**YOUR OBJECTIVE:** Output the data word for word, dropping every image.

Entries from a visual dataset
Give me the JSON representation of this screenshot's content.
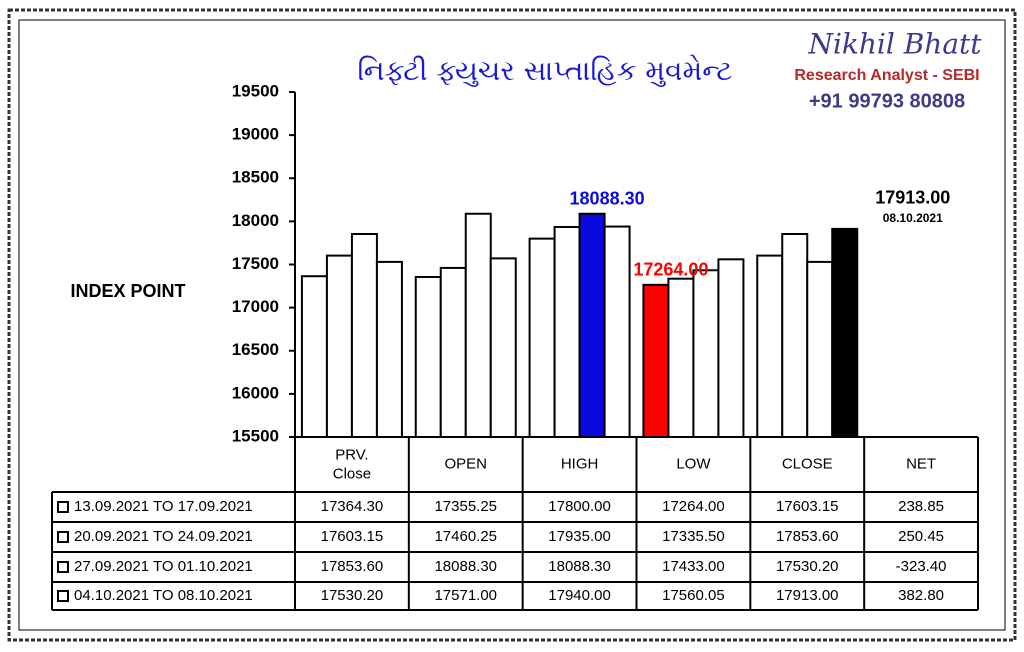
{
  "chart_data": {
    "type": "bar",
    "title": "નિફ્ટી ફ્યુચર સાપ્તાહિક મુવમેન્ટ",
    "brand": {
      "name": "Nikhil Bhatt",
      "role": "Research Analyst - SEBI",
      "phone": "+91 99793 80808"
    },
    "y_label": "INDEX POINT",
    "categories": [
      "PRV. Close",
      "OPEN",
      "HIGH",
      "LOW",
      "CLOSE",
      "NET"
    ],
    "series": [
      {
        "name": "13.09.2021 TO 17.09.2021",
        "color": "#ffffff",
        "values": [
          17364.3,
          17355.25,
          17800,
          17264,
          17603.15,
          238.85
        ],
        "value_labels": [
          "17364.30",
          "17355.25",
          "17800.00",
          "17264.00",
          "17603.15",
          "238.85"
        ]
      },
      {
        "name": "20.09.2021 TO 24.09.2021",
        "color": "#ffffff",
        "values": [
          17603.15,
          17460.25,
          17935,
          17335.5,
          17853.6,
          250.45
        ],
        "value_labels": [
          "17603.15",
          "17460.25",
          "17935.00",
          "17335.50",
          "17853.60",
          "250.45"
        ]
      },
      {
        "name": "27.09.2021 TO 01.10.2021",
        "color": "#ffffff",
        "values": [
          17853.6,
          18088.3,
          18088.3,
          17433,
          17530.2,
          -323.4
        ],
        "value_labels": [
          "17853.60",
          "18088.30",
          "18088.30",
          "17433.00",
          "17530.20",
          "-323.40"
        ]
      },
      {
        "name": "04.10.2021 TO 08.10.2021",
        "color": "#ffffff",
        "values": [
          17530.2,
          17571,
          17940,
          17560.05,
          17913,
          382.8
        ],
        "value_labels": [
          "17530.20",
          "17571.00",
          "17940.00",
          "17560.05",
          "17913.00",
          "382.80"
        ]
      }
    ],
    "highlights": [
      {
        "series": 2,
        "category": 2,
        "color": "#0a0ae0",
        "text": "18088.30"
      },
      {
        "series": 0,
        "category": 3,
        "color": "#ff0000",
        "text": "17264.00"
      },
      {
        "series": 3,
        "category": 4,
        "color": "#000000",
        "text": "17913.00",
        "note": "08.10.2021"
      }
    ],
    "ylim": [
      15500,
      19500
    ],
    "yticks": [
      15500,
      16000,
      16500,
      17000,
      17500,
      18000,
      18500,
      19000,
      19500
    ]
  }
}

**TASK RESPONSE:**
Give me the JSON representation of this screenshot's content.
{
  "chart_data": {
    "type": "bar",
    "title": "નિફ્ટી ફ્યુચર સાપ્તાહિક મુવમેન્ટ",
    "brand": {
      "name": "Nikhil Bhatt",
      "role": "Research Analyst - SEBI",
      "phone": "+91 99793 80808"
    },
    "y_label": "INDEX POINT",
    "categories": [
      "PRV. Close",
      "OPEN",
      "HIGH",
      "LOW",
      "CLOSE",
      "NET"
    ],
    "series": [
      {
        "name": "13.09.2021 TO 17.09.2021",
        "color": "#ffffff",
        "values": [
          17364.3,
          17355.25,
          17800,
          17264,
          17603.15,
          238.85
        ],
        "value_labels": [
          "17364.30",
          "17355.25",
          "17800.00",
          "17264.00",
          "17603.15",
          "238.85"
        ]
      },
      {
        "name": "20.09.2021 TO 24.09.2021",
        "color": "#ffffff",
        "values": [
          17603.15,
          17460.25,
          17935,
          17335.5,
          17853.6,
          250.45
        ],
        "value_labels": [
          "17603.15",
          "17460.25",
          "17935.00",
          "17335.50",
          "17853.60",
          "250.45"
        ]
      },
      {
        "name": "27.09.2021 TO 01.10.2021",
        "color": "#ffffff",
        "values": [
          17853.6,
          18088.3,
          18088.3,
          17433,
          17530.2,
          -323.4
        ],
        "value_labels": [
          "17853.60",
          "18088.30",
          "18088.30",
          "17433.00",
          "17530.20",
          "-323.40"
        ]
      },
      {
        "name": "04.10.2021 TO 08.10.2021",
        "color": "#ffffff",
        "values": [
          17530.2,
          17571,
          17940,
          17560.05,
          17913,
          382.8
        ],
        "value_labels": [
          "17530.20",
          "17571.00",
          "17940.00",
          "17560.05",
          "17913.00",
          "382.80"
        ]
      }
    ],
    "highlights": [
      {
        "series": 2,
        "category": 2,
        "color": "#0a0ae0",
        "text": "18088.30"
      },
      {
        "series": 0,
        "category": 3,
        "color": "#ff0000",
        "text": "17264.00"
      },
      {
        "series": 3,
        "category": 4,
        "color": "#000000",
        "text": "17913.00",
        "note": "08.10.2021"
      }
    ],
    "ylim": [
      15500,
      19500
    ],
    "yticks": [
      15500,
      16000,
      16500,
      17000,
      17500,
      18000,
      18500,
      19000,
      19500
    ]
  }
}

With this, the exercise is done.